>> Start Extracted data

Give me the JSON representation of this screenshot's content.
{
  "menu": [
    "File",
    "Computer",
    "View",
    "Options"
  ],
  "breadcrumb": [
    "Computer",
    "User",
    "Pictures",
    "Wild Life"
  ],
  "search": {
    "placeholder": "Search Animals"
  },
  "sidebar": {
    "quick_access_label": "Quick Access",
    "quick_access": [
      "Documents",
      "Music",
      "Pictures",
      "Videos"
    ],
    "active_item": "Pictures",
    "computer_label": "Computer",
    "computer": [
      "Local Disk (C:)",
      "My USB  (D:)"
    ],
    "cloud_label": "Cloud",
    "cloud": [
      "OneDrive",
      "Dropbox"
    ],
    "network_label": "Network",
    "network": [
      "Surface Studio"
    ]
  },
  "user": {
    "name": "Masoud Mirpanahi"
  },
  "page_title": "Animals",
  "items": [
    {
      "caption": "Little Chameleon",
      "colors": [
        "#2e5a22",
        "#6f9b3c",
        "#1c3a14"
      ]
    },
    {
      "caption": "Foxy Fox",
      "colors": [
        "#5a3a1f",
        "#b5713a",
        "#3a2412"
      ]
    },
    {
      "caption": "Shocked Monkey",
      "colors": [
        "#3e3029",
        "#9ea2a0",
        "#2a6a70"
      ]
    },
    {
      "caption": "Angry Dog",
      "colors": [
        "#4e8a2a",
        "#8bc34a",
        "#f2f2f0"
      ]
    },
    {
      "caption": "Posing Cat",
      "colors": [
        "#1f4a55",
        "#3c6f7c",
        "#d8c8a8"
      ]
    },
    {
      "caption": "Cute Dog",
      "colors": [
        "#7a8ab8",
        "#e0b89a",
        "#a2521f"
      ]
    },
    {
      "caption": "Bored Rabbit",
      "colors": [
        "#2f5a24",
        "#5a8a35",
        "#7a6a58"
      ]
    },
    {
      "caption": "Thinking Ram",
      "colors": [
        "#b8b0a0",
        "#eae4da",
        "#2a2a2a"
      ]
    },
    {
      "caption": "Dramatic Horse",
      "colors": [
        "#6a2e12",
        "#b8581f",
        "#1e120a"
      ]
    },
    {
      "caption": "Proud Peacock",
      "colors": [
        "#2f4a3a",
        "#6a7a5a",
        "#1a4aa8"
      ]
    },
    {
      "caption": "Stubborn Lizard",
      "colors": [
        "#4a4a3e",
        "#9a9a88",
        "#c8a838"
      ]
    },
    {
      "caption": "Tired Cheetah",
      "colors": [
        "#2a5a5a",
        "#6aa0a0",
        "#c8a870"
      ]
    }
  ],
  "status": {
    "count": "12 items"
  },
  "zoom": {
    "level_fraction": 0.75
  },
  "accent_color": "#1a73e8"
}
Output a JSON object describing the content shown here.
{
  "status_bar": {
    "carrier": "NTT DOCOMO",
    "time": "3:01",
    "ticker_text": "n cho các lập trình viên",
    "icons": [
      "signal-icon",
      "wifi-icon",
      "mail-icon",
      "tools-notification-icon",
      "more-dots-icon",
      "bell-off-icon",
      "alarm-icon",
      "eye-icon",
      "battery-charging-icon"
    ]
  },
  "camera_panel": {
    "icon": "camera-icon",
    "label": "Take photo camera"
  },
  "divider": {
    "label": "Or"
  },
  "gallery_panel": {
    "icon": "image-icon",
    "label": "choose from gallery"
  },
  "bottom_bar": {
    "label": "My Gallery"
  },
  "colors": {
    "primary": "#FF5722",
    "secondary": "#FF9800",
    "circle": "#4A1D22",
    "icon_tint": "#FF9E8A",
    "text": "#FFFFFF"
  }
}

>> End Extracted data

Directions for this task →
Using the data above, output each line exactly.

The answer →
Give me the JSON representation of this screenshot's content.
{
  "menu": [
    "File",
    "Computer",
    "View",
    "Options"
  ],
  "breadcrumb": [
    "Computer",
    "User",
    "Pictures",
    "Wild Life"
  ],
  "search": {
    "placeholder": "Search Animals"
  },
  "sidebar": {
    "quick_access_label": "Quick Access",
    "quick_access": [
      "Documents",
      "Music",
      "Pictures",
      "Videos"
    ],
    "active_item": "Pictures",
    "computer_label": "Computer",
    "computer": [
      "Local Disk (C:)",
      "My USB  (D:)"
    ],
    "cloud_label": "Cloud",
    "cloud": [
      "OneDrive",
      "Dropbox"
    ],
    "network_label": "Network",
    "network": [
      "Surface Studio"
    ]
  },
  "user": {
    "name": "Masoud Mirpanahi"
  },
  "page_title": "Animals",
  "items": [
    {
      "caption": "Little Chameleon",
      "colors": [
        "#2e5a22",
        "#6f9b3c",
        "#1c3a14"
      ]
    },
    {
      "caption": "Foxy Fox",
      "colors": [
        "#5a3a1f",
        "#b5713a",
        "#3a2412"
      ]
    },
    {
      "caption": "Shocked Monkey",
      "colors": [
        "#3e3029",
        "#9ea2a0",
        "#2a6a70"
      ]
    },
    {
      "caption": "Angry Dog",
      "colors": [
        "#4e8a2a",
        "#8bc34a",
        "#f2f2f0"
      ]
    },
    {
      "caption": "Posing Cat",
      "colors": [
        "#1f4a55",
        "#3c6f7c",
        "#d8c8a8"
      ]
    },
    {
      "caption": "Cute Dog",
      "colors": [
        "#7a8ab8",
        "#e0b89a",
        "#a2521f"
      ]
    },
    {
      "caption": "Bored Rabbit",
      "colors": [
        "#2f5a24",
        "#5a8a35",
        "#7a6a58"
      ]
    },
    {
      "caption": "Thinking Ram",
      "colors": [
        "#b8b0a0",
        "#eae4da",
        "#2a2a2a"
      ]
    },
    {
      "caption": "Dramatic Horse",
      "colors": [
        "#6a2e12",
        "#b8581f",
        "#1e120a"
      ]
    },
    {
      "caption": "Proud Peacock",
      "colors": [
        "#2f4a3a",
        "#6a7a5a",
        "#1a4aa8"
      ]
    },
    {
      "caption": "Stubborn Lizard",
      "colors": [
        "#4a4a3e",
        "#9a9a88",
        "#c8a838"
      ]
    },
    {
      "caption": "Tired Cheetah",
      "colors": [
        "#2a5a5a",
        "#6aa0a0",
        "#c8a870"
      ]
    }
  ],
  "status": {
    "count": "12 items"
  },
  "zoom": {
    "level_fraction": 0.75
  },
  "accent_color": "#1a73e8"
}
Output a JSON object describing the content shown here.
{
  "status_bar": {
    "carrier": "NTT DOCOMO",
    "time": "3:01",
    "ticker_text": "n cho các lập trình viên",
    "icons": [
      "signal-icon",
      "wifi-icon",
      "mail-icon",
      "tools-notification-icon",
      "more-dots-icon",
      "bell-off-icon",
      "alarm-icon",
      "eye-icon",
      "battery-charging-icon"
    ]
  },
  "camera_panel": {
    "icon": "camera-icon",
    "label": "Take photo camera"
  },
  "divider": {
    "label": "Or"
  },
  "gallery_panel": {
    "icon": "image-icon",
    "label": "choose from gallery"
  },
  "bottom_bar": {
    "label": "My Gallery"
  },
  "colors": {
    "primary": "#FF5722",
    "secondary": "#FF9800",
    "circle": "#4A1D22",
    "icon_tint": "#FF9E8A",
    "text": "#FFFFFF"
  }
}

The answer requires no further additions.